SUPPLIED MATERIAL:
================================

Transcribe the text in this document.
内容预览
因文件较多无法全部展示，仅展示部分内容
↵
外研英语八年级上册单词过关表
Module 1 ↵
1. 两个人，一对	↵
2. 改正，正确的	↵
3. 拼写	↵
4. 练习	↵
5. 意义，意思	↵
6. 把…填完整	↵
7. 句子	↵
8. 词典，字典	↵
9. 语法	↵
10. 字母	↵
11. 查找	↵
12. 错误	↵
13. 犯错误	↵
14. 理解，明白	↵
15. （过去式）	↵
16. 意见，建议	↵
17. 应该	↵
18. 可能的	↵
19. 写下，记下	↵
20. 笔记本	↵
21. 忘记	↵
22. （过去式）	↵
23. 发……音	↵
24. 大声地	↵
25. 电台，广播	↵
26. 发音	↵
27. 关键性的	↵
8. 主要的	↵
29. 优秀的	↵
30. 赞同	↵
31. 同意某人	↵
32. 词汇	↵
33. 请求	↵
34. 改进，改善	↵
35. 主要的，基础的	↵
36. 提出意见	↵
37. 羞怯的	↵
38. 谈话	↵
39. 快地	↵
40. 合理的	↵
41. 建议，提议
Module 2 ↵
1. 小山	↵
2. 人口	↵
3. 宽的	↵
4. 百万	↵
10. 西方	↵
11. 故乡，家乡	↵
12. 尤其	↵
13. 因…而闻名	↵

================================

THE EXERCISE: Reproduce all data above, unchanged.

COMPLETE OUTPUT:
Transcribe the text in this document.
内容预览
因文件较多无法全部展示，仅展示部分内容
↵
外研英语八年级上册单词过关表
Module 1 ↵
1. 两个人，一对	↵
2. 改正，正确的	↵
3. 拼写	↵
4. 练习	↵
5. 意义，意思	↵
6. 把…填完整	↵
7. 句子	↵
8. 词典，字典	↵
9. 语法	↵
10. 字母	↵
11. 查找	↵
12. 错误	↵
13. 犯错误	↵
14. 理解，明白	↵
15. （过去式）	↵
16. 意见，建议	↵
17. 应该	↵
18. 可能的	↵
19. 写下，记下	↵
20. 笔记本	↵
21. 忘记	↵
22. （过去式）	↵
23. 发……音	↵
24. 大声地	↵
25. 电台，广播	↵
26. 发音	↵
27. 关键性的	↵
8. 主要的	↵
29. 优秀的	↵
30. 赞同	↵
31. 同意某人	↵
32. 词汇	↵
33. 请求	↵
34. 改进，改善	↵
35. 主要的，基础的	↵
36. 提出意见	↵
37. 羞怯的	↵
38. 谈话	↵
39. 快地	↵
40. 合理的	↵
41. 建议，提议
Module 2 ↵
1. 小山	↵
2. 人口	↵
3. 宽的	↵
4. 百万	↵
10. 西方	↵
11. 故乡，家乡	↵
12. 尤其	↵
13. 因…而闻名	↵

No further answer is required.